**Task prompt:** Which lines below hold the word "волнами"? Copy all of them.

------------------------------------------------

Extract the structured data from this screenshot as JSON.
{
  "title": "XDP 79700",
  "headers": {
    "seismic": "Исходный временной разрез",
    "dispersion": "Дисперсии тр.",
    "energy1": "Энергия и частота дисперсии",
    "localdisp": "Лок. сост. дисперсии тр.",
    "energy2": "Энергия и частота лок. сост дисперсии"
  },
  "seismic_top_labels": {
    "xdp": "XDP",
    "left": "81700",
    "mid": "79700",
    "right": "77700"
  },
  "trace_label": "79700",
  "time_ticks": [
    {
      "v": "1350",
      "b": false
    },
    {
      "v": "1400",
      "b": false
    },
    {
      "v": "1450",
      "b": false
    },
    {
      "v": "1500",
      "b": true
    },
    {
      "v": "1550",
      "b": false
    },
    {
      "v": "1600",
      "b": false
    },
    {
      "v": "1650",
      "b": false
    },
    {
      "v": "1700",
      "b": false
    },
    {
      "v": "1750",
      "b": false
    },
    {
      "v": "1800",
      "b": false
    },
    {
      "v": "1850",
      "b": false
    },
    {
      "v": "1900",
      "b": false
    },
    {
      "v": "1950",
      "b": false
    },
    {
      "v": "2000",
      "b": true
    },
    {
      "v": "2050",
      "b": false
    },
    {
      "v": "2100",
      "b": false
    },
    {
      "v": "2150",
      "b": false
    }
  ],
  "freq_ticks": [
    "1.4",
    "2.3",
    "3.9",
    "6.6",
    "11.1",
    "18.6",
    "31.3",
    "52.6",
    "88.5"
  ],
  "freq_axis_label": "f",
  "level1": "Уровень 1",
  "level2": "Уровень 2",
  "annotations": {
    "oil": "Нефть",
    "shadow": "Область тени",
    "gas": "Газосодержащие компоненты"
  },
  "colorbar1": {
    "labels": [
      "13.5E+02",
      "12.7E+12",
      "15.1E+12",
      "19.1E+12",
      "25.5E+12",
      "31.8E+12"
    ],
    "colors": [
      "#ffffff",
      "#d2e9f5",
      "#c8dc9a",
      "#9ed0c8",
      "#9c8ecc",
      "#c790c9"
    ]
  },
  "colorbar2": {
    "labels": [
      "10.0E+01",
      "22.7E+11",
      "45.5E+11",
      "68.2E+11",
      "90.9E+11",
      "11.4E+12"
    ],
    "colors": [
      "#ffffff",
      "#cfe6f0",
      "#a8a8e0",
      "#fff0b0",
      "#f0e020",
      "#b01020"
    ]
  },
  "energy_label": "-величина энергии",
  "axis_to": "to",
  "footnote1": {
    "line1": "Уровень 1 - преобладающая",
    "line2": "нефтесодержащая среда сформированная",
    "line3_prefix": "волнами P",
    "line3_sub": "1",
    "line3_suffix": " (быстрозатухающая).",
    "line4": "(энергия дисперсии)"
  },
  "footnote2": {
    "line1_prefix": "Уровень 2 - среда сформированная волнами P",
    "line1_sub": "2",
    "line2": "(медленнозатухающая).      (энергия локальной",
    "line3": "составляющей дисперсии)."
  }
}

------------------------------------------------

**Finished answer:**
    "line3_prefix": "волнами P",
    "line1_prefix": "Уровень 2 - среда сформированная волнами P",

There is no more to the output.